Dataset records:
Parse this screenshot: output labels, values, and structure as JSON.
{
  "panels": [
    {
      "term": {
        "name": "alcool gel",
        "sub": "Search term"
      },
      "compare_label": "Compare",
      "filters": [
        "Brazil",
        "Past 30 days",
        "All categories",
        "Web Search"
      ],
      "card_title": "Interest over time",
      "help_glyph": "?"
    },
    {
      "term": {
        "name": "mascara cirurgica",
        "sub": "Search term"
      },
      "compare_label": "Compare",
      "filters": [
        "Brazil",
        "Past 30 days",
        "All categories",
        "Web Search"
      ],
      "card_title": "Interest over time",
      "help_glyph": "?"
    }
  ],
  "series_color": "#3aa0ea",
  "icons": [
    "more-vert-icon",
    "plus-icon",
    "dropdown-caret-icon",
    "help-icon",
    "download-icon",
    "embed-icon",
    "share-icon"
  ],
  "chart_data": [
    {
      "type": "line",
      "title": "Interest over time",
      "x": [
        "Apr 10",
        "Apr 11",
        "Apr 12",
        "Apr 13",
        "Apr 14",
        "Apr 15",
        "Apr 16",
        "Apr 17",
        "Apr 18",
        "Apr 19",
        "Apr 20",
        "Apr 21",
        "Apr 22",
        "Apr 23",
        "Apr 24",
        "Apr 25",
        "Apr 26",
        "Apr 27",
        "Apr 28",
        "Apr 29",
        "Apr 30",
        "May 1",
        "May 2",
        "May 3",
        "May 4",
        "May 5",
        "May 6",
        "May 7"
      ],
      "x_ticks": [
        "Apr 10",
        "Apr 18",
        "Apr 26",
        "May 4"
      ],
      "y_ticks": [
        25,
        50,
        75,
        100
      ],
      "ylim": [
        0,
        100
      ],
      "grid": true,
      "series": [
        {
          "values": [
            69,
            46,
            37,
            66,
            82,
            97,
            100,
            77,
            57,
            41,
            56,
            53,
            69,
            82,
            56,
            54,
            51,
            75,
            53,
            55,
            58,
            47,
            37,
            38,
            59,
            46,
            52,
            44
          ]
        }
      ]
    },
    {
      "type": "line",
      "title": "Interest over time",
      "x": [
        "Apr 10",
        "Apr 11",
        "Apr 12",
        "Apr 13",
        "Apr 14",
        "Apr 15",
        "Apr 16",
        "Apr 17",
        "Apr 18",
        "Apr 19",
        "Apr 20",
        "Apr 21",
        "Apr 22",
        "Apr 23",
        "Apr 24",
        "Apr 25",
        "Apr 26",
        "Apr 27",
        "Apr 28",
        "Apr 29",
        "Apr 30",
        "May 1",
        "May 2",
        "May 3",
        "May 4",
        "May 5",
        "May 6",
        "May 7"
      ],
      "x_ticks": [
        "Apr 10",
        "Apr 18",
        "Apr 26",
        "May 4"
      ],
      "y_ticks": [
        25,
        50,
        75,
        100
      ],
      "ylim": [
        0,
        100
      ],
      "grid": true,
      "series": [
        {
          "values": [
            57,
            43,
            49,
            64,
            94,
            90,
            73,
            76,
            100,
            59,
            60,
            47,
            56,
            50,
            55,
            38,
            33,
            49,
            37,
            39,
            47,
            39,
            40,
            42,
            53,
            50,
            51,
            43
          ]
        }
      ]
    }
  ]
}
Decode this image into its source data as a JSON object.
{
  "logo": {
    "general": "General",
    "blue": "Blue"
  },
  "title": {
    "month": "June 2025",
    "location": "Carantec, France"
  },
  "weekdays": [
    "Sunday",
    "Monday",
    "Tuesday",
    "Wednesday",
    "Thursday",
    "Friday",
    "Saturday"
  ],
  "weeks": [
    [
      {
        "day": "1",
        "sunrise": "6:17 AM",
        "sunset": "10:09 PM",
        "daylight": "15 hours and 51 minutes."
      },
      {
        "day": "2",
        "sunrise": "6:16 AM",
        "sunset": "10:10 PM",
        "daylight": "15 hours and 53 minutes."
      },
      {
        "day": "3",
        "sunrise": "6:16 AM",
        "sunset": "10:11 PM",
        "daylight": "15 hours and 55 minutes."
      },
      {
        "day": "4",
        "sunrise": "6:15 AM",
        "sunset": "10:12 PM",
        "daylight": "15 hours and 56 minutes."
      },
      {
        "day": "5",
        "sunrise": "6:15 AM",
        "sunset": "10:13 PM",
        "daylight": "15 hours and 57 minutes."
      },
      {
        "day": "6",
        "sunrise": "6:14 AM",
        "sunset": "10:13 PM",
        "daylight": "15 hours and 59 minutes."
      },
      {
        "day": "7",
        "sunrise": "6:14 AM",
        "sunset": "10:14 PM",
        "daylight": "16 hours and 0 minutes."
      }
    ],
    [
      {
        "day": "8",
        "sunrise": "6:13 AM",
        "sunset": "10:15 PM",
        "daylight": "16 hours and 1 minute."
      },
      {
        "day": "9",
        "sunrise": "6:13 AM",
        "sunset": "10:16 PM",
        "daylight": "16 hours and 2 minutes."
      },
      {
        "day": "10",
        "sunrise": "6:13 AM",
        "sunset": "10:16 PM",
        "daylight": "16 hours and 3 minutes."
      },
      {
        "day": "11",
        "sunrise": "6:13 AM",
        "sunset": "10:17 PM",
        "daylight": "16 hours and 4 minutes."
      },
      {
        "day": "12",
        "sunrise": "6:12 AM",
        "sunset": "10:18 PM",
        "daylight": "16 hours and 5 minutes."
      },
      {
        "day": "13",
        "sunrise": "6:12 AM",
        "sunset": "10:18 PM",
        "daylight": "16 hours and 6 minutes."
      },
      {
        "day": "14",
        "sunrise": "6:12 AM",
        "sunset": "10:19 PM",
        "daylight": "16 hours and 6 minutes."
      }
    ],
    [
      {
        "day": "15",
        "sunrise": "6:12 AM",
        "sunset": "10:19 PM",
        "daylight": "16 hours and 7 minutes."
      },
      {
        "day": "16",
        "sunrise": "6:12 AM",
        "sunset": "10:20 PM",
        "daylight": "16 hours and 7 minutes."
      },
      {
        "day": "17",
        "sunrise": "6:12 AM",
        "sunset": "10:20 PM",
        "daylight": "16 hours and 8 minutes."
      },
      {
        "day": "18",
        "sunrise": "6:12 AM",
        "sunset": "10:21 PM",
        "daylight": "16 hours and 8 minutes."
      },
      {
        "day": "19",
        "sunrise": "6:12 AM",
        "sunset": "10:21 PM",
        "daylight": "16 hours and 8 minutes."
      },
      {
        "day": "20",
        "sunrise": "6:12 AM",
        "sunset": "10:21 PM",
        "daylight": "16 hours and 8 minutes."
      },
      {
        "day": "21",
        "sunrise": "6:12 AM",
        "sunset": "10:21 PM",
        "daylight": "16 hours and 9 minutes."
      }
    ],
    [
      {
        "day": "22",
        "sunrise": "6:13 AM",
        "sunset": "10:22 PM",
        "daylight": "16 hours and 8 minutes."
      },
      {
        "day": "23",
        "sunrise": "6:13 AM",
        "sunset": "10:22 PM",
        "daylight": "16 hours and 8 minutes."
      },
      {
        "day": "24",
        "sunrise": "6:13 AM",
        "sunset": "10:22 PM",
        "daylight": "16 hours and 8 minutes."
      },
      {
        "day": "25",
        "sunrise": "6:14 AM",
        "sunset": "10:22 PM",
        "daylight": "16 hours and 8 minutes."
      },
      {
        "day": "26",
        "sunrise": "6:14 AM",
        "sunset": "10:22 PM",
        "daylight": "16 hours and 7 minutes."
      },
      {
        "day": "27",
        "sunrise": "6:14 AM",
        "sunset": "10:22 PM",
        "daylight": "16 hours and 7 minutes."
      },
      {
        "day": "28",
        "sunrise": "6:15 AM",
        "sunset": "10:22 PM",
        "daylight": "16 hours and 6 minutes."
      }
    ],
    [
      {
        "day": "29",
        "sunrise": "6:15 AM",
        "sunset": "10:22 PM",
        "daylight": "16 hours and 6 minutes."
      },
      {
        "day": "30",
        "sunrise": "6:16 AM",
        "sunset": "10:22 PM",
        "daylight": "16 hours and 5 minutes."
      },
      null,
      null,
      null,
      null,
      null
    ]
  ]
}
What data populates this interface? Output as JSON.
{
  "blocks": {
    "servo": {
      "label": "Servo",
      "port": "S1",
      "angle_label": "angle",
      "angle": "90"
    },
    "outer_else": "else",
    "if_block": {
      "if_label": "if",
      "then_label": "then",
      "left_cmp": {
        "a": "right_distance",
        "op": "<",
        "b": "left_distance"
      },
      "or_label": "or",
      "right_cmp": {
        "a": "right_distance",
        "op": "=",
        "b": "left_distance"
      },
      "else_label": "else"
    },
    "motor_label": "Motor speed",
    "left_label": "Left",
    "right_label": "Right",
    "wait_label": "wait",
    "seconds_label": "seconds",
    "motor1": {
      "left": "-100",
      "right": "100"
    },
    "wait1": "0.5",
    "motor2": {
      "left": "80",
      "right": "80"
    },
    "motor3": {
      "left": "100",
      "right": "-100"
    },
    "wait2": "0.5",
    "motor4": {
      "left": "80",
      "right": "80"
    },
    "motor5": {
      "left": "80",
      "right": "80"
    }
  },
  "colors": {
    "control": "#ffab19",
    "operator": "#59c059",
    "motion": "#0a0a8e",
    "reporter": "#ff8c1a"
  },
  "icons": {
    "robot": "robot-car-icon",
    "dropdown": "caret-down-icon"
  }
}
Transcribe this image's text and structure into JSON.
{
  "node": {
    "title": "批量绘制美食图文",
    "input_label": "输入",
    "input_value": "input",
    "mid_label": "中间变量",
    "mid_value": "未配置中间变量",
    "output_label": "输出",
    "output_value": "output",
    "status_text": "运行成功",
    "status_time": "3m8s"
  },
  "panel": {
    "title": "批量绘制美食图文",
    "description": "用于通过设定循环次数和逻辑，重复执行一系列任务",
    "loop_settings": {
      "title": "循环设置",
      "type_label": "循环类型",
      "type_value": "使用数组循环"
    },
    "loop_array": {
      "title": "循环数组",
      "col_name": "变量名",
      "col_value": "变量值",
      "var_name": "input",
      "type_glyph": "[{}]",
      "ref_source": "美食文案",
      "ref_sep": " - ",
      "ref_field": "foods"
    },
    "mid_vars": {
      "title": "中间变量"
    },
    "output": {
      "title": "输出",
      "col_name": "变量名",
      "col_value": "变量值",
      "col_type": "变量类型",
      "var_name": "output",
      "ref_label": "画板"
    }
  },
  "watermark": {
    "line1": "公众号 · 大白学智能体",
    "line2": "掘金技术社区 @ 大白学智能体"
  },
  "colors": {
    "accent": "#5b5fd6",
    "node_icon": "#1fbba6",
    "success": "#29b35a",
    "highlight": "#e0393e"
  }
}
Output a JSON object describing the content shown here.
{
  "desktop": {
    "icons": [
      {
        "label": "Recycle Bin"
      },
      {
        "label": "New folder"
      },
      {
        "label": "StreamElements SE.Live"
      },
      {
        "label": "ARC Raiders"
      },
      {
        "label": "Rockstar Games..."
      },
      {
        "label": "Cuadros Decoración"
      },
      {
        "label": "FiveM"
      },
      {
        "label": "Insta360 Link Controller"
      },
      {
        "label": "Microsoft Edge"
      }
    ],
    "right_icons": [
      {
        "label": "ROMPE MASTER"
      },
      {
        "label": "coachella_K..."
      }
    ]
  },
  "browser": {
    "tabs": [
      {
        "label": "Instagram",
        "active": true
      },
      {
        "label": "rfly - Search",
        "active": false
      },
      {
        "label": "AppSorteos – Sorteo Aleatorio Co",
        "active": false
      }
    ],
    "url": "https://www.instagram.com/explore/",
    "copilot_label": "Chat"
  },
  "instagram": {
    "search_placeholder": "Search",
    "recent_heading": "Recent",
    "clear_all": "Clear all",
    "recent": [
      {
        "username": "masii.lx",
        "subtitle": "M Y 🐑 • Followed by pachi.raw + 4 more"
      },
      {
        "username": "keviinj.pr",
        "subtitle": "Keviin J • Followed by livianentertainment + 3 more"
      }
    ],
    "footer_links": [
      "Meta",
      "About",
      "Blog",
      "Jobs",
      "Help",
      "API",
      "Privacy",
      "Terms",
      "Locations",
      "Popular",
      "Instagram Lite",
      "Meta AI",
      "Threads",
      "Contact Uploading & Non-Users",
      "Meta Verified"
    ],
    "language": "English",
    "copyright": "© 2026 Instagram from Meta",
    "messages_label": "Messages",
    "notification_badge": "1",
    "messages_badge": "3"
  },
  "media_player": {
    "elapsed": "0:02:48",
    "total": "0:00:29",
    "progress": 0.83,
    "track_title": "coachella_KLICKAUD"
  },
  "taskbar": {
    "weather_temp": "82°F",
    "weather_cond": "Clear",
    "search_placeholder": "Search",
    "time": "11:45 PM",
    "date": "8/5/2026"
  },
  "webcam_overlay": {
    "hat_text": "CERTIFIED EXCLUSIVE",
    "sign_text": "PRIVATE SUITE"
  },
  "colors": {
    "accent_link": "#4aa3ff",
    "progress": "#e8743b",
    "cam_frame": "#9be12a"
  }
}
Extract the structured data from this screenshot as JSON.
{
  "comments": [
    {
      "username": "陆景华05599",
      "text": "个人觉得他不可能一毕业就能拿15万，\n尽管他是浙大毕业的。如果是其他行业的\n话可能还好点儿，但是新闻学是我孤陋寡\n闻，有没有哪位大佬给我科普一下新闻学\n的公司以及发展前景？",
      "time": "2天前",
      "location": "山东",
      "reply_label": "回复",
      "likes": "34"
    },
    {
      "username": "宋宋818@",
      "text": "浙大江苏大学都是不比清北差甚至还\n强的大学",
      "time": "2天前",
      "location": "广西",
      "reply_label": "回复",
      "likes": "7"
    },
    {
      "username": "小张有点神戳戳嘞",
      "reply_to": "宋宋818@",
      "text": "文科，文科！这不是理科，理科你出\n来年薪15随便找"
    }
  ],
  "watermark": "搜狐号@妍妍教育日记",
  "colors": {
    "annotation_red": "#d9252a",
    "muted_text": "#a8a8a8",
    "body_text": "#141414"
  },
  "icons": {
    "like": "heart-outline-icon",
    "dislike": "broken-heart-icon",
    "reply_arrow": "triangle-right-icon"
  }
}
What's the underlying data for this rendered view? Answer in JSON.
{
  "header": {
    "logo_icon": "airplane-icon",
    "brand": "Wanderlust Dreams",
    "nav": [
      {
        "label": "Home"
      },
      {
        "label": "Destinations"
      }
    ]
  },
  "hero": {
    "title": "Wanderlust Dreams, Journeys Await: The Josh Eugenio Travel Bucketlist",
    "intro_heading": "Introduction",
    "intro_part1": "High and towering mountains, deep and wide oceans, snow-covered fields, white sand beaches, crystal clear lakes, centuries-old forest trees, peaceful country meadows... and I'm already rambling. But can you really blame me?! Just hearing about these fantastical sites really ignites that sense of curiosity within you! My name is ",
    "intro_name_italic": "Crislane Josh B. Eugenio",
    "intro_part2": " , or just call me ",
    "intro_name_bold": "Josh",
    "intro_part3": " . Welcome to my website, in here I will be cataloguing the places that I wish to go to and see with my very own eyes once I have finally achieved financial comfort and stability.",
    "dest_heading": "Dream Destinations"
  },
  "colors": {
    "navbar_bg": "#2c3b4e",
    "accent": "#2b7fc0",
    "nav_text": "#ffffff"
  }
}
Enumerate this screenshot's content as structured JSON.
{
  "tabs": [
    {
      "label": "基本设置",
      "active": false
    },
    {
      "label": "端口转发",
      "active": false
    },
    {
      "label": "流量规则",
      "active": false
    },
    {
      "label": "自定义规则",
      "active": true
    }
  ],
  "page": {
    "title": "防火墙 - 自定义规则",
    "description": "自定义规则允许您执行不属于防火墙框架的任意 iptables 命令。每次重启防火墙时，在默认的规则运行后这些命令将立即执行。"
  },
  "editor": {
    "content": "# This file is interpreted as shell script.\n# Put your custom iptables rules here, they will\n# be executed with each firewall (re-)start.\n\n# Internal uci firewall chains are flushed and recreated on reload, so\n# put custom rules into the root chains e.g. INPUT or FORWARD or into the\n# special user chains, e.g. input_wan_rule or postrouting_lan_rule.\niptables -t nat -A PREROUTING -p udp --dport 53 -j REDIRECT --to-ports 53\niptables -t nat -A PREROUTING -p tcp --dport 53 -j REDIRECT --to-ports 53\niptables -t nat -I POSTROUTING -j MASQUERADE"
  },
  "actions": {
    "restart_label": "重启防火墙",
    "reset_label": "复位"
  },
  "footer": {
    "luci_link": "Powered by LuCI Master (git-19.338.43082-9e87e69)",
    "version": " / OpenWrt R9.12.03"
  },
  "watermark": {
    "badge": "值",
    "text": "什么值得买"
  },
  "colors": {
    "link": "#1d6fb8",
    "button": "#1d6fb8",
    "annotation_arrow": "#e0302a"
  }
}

INSTRUCTIONS TO FOLLOW -
Report each line in the preceding entries that holds the string "caret".

RESULT FOR THIS EXERCISE -
    "dropdown-caret-icon",
    "dropdown": "caret-down-icon"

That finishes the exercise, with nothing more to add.